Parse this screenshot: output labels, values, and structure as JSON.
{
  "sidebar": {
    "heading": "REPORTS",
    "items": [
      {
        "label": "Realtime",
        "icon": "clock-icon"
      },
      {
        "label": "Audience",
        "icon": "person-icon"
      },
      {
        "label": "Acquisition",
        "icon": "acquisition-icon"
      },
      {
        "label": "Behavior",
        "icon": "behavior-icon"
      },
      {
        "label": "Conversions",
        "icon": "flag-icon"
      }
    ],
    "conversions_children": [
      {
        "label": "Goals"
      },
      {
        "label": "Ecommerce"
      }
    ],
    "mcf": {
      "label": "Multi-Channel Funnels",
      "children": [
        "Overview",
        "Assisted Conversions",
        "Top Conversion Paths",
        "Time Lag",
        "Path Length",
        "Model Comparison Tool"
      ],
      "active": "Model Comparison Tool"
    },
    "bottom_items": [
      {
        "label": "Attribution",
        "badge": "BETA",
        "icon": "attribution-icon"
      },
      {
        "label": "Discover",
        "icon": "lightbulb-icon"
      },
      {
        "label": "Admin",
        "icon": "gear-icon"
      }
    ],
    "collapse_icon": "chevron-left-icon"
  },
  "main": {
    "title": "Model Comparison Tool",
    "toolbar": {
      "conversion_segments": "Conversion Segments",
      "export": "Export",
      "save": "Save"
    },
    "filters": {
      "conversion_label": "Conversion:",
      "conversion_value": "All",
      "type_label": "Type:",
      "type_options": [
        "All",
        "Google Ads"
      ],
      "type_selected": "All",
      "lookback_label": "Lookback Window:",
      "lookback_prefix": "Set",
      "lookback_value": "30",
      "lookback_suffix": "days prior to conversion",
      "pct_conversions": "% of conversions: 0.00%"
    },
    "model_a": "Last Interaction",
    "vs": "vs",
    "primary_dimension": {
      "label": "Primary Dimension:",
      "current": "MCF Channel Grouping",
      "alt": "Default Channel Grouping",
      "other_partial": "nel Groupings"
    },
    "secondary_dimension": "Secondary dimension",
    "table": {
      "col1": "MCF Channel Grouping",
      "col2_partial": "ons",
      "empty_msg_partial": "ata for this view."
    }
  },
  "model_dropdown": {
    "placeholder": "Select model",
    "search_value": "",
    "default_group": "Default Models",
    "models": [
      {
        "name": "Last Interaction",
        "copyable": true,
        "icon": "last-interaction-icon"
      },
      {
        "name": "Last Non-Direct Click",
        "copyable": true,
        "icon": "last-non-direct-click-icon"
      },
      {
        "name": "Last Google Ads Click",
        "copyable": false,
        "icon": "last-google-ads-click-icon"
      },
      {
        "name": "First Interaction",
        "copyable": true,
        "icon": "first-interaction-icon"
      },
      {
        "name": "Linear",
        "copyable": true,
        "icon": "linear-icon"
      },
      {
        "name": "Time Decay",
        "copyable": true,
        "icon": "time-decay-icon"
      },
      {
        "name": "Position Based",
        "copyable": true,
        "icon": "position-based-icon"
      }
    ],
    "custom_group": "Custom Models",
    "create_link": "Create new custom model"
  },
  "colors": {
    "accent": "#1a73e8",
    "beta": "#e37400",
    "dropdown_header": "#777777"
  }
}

JOB — Pull every line containing the word "Channel" out of the material and copy it.

OUTPUT FOR THIS EXERCISE —
      "label": "Multi-Channel Funnels",
      "current": "MCF Channel Grouping",
      "alt": "Default Channel Grouping",
      "col1": "MCF Channel Grouping",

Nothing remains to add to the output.